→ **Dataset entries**
"""

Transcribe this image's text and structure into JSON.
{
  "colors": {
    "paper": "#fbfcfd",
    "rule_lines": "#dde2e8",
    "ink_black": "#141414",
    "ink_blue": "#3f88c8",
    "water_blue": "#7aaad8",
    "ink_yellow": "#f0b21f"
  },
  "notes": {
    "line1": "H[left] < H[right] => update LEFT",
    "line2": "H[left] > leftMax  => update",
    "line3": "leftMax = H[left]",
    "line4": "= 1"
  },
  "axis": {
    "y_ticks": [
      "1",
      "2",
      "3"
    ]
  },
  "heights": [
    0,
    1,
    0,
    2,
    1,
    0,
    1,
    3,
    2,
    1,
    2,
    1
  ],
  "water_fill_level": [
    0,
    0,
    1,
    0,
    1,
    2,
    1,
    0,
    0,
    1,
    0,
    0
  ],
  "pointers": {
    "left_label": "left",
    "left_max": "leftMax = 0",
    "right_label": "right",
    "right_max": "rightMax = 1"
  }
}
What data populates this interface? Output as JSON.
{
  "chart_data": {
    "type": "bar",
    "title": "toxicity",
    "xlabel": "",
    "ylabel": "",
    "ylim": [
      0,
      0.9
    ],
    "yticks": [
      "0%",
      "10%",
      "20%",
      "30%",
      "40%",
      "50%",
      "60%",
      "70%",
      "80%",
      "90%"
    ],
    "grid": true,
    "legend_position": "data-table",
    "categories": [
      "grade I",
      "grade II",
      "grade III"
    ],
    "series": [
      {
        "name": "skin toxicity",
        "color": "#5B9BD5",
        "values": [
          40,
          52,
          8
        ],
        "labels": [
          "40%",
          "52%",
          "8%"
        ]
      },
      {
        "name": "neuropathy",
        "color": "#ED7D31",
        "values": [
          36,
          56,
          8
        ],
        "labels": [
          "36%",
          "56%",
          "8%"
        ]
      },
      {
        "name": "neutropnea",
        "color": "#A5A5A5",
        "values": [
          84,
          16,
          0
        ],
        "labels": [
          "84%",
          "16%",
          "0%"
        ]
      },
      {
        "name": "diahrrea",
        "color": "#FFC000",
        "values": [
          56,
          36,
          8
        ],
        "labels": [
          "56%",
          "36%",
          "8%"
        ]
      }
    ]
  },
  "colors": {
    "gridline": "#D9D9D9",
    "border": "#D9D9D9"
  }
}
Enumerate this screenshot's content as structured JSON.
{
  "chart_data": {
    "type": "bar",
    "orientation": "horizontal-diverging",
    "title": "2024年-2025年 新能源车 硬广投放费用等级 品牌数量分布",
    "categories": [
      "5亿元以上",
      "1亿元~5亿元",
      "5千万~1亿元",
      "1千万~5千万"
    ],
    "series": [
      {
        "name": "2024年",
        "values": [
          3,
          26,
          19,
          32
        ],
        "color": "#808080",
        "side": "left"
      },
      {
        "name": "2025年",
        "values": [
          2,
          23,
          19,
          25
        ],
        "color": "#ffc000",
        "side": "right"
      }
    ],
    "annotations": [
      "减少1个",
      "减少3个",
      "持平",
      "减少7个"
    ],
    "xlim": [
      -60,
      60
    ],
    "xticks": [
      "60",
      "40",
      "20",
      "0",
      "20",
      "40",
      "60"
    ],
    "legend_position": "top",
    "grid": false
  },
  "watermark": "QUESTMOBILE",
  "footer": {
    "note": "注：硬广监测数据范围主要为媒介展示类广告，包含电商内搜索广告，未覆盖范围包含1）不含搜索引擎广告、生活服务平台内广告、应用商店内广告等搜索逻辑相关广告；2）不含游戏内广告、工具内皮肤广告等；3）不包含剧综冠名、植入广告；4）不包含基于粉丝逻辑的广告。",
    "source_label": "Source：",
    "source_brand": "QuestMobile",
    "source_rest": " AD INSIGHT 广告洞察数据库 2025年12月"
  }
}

"""

→ **Exercise details**
Repeat exactly the lines from the line containing "Enumerate this screenshot's" through the end of the listing above; both boundary lines are part of the output.

→ **Solution to this problem**
Enumerate this screenshot's content as structured JSON.
{
  "chart_data": {
    "type": "bar",
    "orientation": "horizontal-diverging",
    "title": "2024年-2025年 新能源车 硬广投放费用等级 品牌数量分布",
    "categories": [
      "5亿元以上",
      "1亿元~5亿元",
      "5千万~1亿元",
      "1千万~5千万"
    ],
    "series": [
      {
        "name": "2024年",
        "values": [
          3,
          26,
          19,
          32
        ],
        "color": "#808080",
        "side": "left"
      },
      {
        "name": "2025年",
        "values": [
          2,
          23,
          19,
          25
        ],
        "color": "#ffc000",
        "side": "right"
      }
    ],
    "annotations": [
      "减少1个",
      "减少3个",
      "持平",
      "减少7个"
    ],
    "xlim": [
      -60,
      60
    ],
    "xticks": [
      "60",
      "40",
      "20",
      "0",
      "20",
      "40",
      "60"
    ],
    "legend_position": "top",
    "grid": false
  },
  "watermark": "QUESTMOBILE",
  "footer": {
    "note": "注：硬广监测数据范围主要为媒介展示类广告，包含电商内搜索广告，未覆盖范围包含1）不含搜索引擎广告、生活服务平台内广告、应用商店内广告等搜索逻辑相关广告；2）不含游戏内广告、工具内皮肤广告等；3）不包含剧综冠名、植入广告；4）不包含基于粉丝逻辑的广告。",
    "source_label": "Source：",
    "source_brand": "QuestMobile",
    "source_rest": " AD INSIGHT 广告洞察数据库 2025年12月"
  }
}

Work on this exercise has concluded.